* _WHAT THIS TASK INVOLVES_: Copy out each line of the material below that holds the string "Test".

Raw records:
◇ ◇ ◇ ◇
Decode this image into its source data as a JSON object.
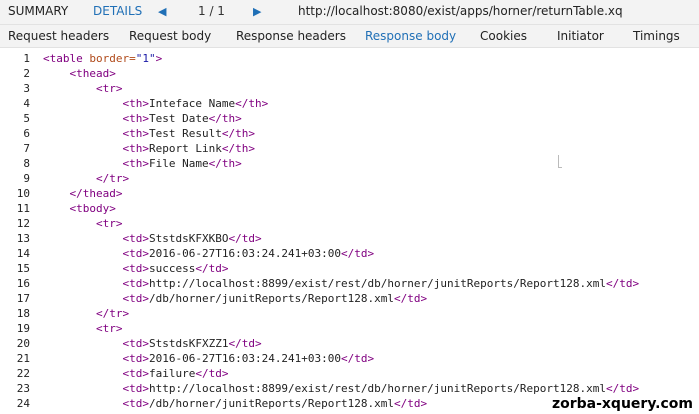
{
  "topbar": {
    "summary": "SUMMARY",
    "details": "DETAILS",
    "prev_icon": "◀",
    "page": "1 / 1",
    "next_icon": "▶",
    "url": "http://localhost:8080/exist/apps/horner/returnTable.xq"
  },
  "tabs": [
    {
      "label": "Request headers"
    },
    {
      "label": "Request body"
    },
    {
      "label": "Response headers"
    },
    {
      "label": "Response body"
    },
    {
      "label": "Cookies"
    },
    {
      "label": "Initiator"
    },
    {
      "label": "Timings"
    }
  ],
  "code_lines": [
    {
      "n": "1",
      "text": "<table border=\"1\">"
    },
    {
      "n": "2",
      "text": "    <thead>"
    },
    {
      "n": "3",
      "text": "        <tr>"
    },
    {
      "n": "4",
      "text": "            <th>Inteface Name</th>"
    },
    {
      "n": "5",
      "text": "            <th>Test Date</th>"
    },
    {
      "n": "6",
      "text": "            <th>Test Result</th>"
    },
    {
      "n": "7",
      "text": "            <th>Report Link</th>"
    },
    {
      "n": "8",
      "text": "            <th>File Name</th>"
    },
    {
      "n": "9",
      "text": "        </tr>"
    },
    {
      "n": "10",
      "text": "    </thead>"
    },
    {
      "n": "11",
      "text": "    <tbody>"
    },
    {
      "n": "12",
      "text": "        <tr>"
    },
    {
      "n": "13",
      "text": "            <td>StstdsKFXKBO</td>"
    },
    {
      "n": "14",
      "text": "            <td>2016-06-27T16:03:24.241+03:00</td>"
    },
    {
      "n": "15",
      "text": "            <td>success</td>"
    },
    {
      "n": "16",
      "text": "            <td>http://localhost:8899/exist/rest/db/horner/junitReports/Report128.xml</td>"
    },
    {
      "n": "17",
      "text": "            <td>/db/horner/junitReports/Report128.xml</td>"
    },
    {
      "n": "18",
      "text": "        </tr>"
    },
    {
      "n": "19",
      "text": "        <tr>"
    },
    {
      "n": "20",
      "text": "            <td>StstdsKFXZZ1</td>"
    },
    {
      "n": "21",
      "text": "            <td>2016-06-27T16:03:24.241+03:00</td>"
    },
    {
      "n": "22",
      "text": "            <td>failure</td>"
    },
    {
      "n": "23",
      "text": "            <td>http://localhost:8899/exist/rest/db/horner/junitReports/Report128.xml</td>"
    },
    {
      "n": "24",
      "text": "            <td>/db/horner/junitReports/Report128.xml</td>"
    }
  ],
  "watermark": "zorba-xquery.com"
}
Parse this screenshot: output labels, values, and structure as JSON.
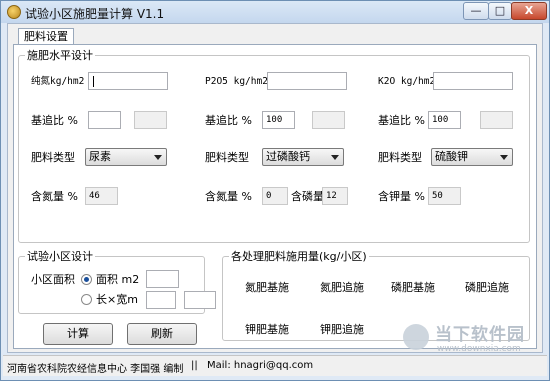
{
  "window": {
    "title": "试验小区施肥量计算 V1.1",
    "min_label": "—",
    "max_label": "□",
    "close_label": "X"
  },
  "tab": {
    "label": "肥料设置"
  },
  "fertilizer_level": {
    "legend": "施肥水平设计",
    "n": {
      "rate_label": "纯氮kg/hm2",
      "rate_value": "",
      "ratio_label": "基追比 %",
      "ratio_value": "",
      "ratio_readonly": "",
      "type_label": "肥料类型",
      "type_value": "尿素",
      "content_label": "含氮量 %",
      "content_value": "46"
    },
    "p": {
      "rate_label": "P2O5 kg/hm2",
      "rate_value": "",
      "ratio_label": "基追比 %",
      "ratio_value": "100",
      "ratio_readonly": "",
      "type_label": "肥料类型",
      "type_value": "过磷酸钙",
      "content_n_label": "含氮量 %",
      "content_n_value": "0",
      "content_p_label": "含磷量",
      "content_p_value": "12"
    },
    "k": {
      "rate_label": "K2O kg/hm2",
      "rate_value": "",
      "ratio_label": "基追比 %",
      "ratio_value": "100",
      "ratio_readonly": "",
      "type_label": "肥料类型",
      "type_value": "硫酸钾",
      "content_label": "含钾量 %",
      "content_value": "50"
    }
  },
  "plot_design": {
    "legend": "试验小区设计",
    "area_label": "小区面积",
    "option_area_label": "面积 m2",
    "option_area_value": "",
    "option_lw_label": "长×宽m",
    "length_value": "",
    "width_value": ""
  },
  "usage": {
    "legend": "各处理肥料施用量(kg/小区)",
    "n_base": "氮肥基施",
    "n_top": "氮肥追施",
    "p_base": "磷肥基施",
    "p_top": "磷肥追施",
    "k_base": "钾肥基施",
    "k_top": "钾肥追施"
  },
  "buttons": {
    "calc": "计算",
    "refresh": "刷新"
  },
  "status": {
    "author": "河南省农科院农经信息中心 李国强 编制",
    "sep": "||",
    "mail": "Mail: hnagri@qq.com"
  },
  "watermark": {
    "text": "当下软件园",
    "url": "www.downxia.com"
  }
}
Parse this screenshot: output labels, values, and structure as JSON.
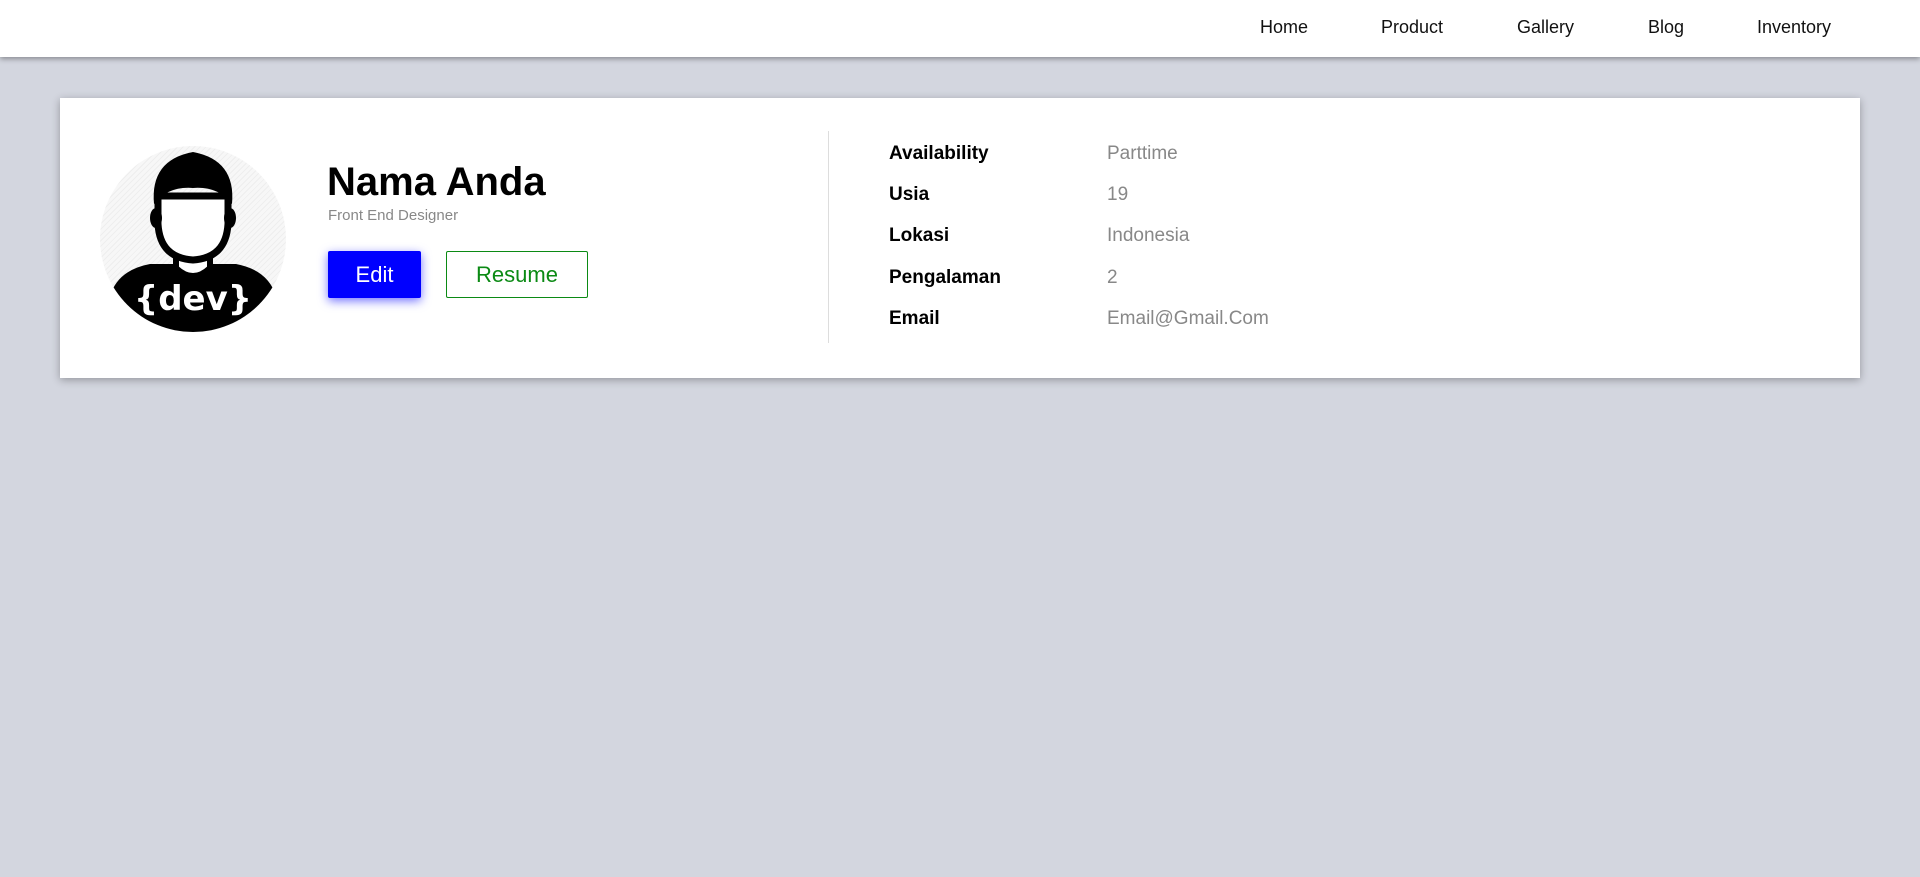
{
  "nav": {
    "items": [
      {
        "label": "Home"
      },
      {
        "label": "Product"
      },
      {
        "label": "Gallery"
      },
      {
        "label": "Blog"
      },
      {
        "label": "Inventory"
      }
    ]
  },
  "profile": {
    "avatar_icon": "developer-avatar-icon",
    "avatar_text": "{dev}",
    "name": "Nama Anda",
    "role": "Front End Designer",
    "edit_label": "Edit",
    "resume_label": "Resume"
  },
  "details": [
    {
      "label": "Availability",
      "value": "Parttime"
    },
    {
      "label": "Usia",
      "value": "19"
    },
    {
      "label": "Lokasi",
      "value": "Indonesia"
    },
    {
      "label": "Pengalaman",
      "value": "2"
    },
    {
      "label": "Email",
      "value": "Email@Gmail.Com"
    }
  ],
  "colors": {
    "background": "#d3d6df",
    "edit_button": "#0000ff",
    "resume_button": "#0b8a14",
    "muted_text": "#888888"
  }
}
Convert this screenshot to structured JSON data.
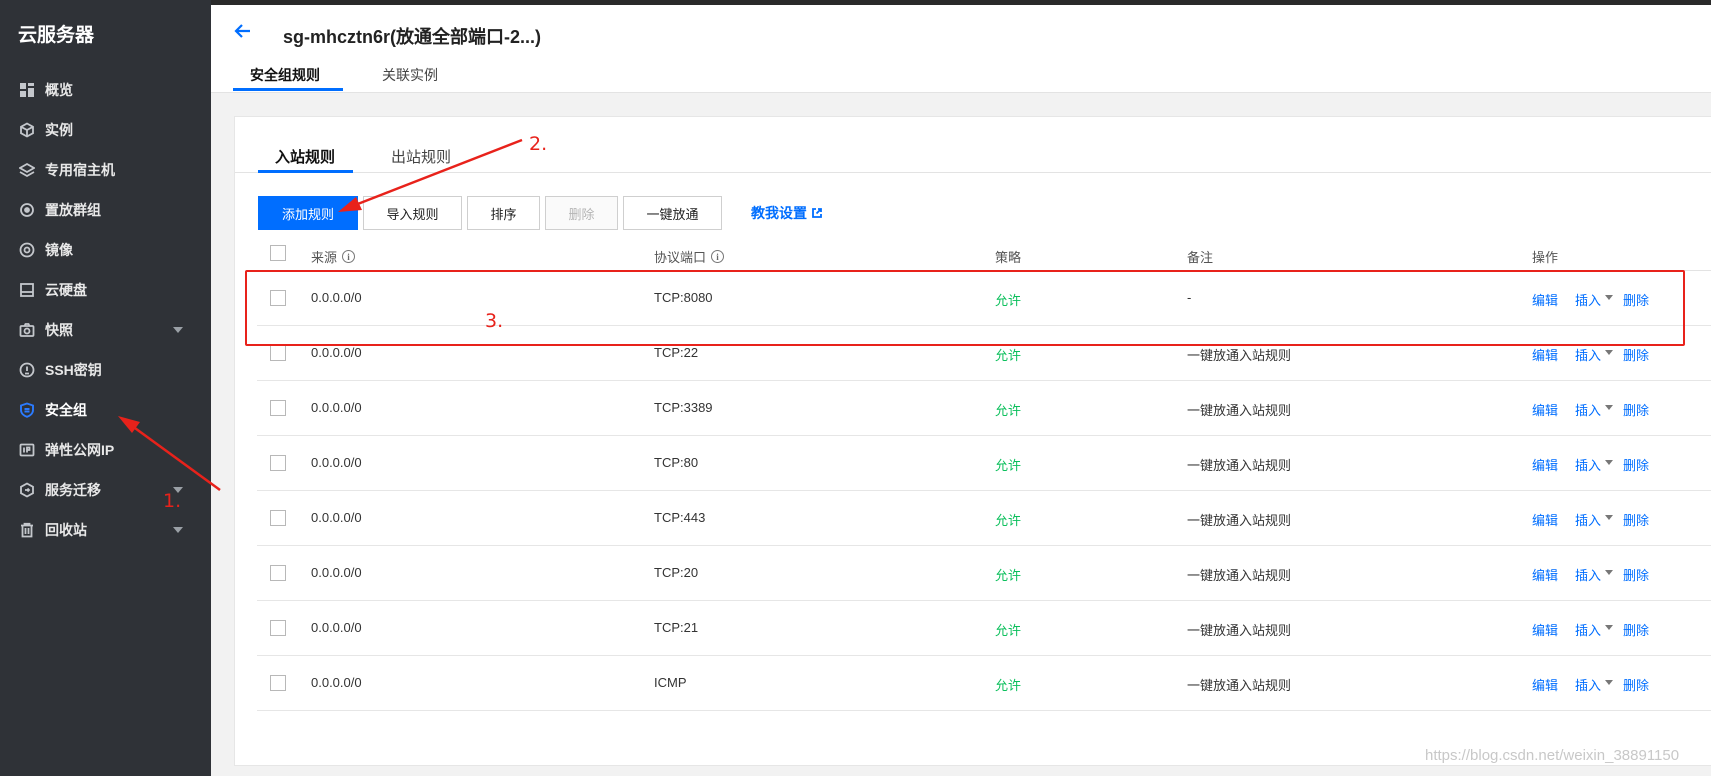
{
  "sidebar": {
    "title": "云服务器",
    "items": [
      {
        "label": "概览",
        "icon": "grid-icon"
      },
      {
        "label": "实例",
        "icon": "cube-icon"
      },
      {
        "label": "专用宿主机",
        "icon": "layers-icon"
      },
      {
        "label": "置放群组",
        "icon": "cluster-icon"
      },
      {
        "label": "镜像",
        "icon": "disc-icon"
      },
      {
        "label": "云硬盘",
        "icon": "disk-icon"
      },
      {
        "label": "快照",
        "icon": "camera-icon"
      },
      {
        "label": "SSH密钥",
        "icon": "key-icon"
      },
      {
        "label": "安全组",
        "icon": "shield-icon"
      },
      {
        "label": "弹性公网IP",
        "icon": "ip-icon"
      },
      {
        "label": "服务迁移",
        "icon": "migrate-icon"
      },
      {
        "label": "回收站",
        "icon": "trash-icon"
      }
    ]
  },
  "header": {
    "title": "sg-mhcztn6r(放通全部端口-2...)",
    "tabs": [
      "安全组规则",
      "关联实例"
    ]
  },
  "rules": {
    "subtabs": [
      "入站规则",
      "出站规则"
    ],
    "buttons": {
      "add": "添加规则",
      "import": "导入规则",
      "sort": "排序",
      "delete": "删除",
      "open_all": "一键放通"
    },
    "help_link": "教我设置",
    "columns": {
      "source": "来源",
      "port": "协议端口",
      "policy": "策略",
      "remark": "备注",
      "ops": "操作"
    },
    "op_labels": {
      "edit": "编辑",
      "insert": "插入",
      "delete": "删除"
    },
    "rows": [
      {
        "source": "0.0.0.0/0",
        "port": "TCP:8080",
        "policy": "允许",
        "remark": "-"
      },
      {
        "source": "0.0.0.0/0",
        "port": "TCP:22",
        "policy": "允许",
        "remark": "一键放通入站规则"
      },
      {
        "source": "0.0.0.0/0",
        "port": "TCP:3389",
        "policy": "允许",
        "remark": "一键放通入站规则"
      },
      {
        "source": "0.0.0.0/0",
        "port": "TCP:80",
        "policy": "允许",
        "remark": "一键放通入站规则"
      },
      {
        "source": "0.0.0.0/0",
        "port": "TCP:443",
        "policy": "允许",
        "remark": "一键放通入站规则"
      },
      {
        "source": "0.0.0.0/0",
        "port": "TCP:20",
        "policy": "允许",
        "remark": "一键放通入站规则"
      },
      {
        "source": "0.0.0.0/0",
        "port": "TCP:21",
        "policy": "允许",
        "remark": "一键放通入站规则"
      },
      {
        "source": "0.0.0.0/0",
        "port": "ICMP",
        "policy": "允许",
        "remark": "一键放通入站规则"
      }
    ]
  },
  "annotations": {
    "step1": "1.",
    "step2": "2.",
    "step3": "3."
  },
  "watermark": "https://blog.csdn.net/weixin_38891150",
  "colors": {
    "primary": "#006eff",
    "allow": "#0abf5b",
    "annotation": "#e8221b",
    "sidebar_bg": "#2f3237"
  }
}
◇ ◇ ◇ ◇
* _RESULT OF THE TASK_:
      "text": "            <th>Test Date</th>"
      "text": "            <th>Test Result</th>"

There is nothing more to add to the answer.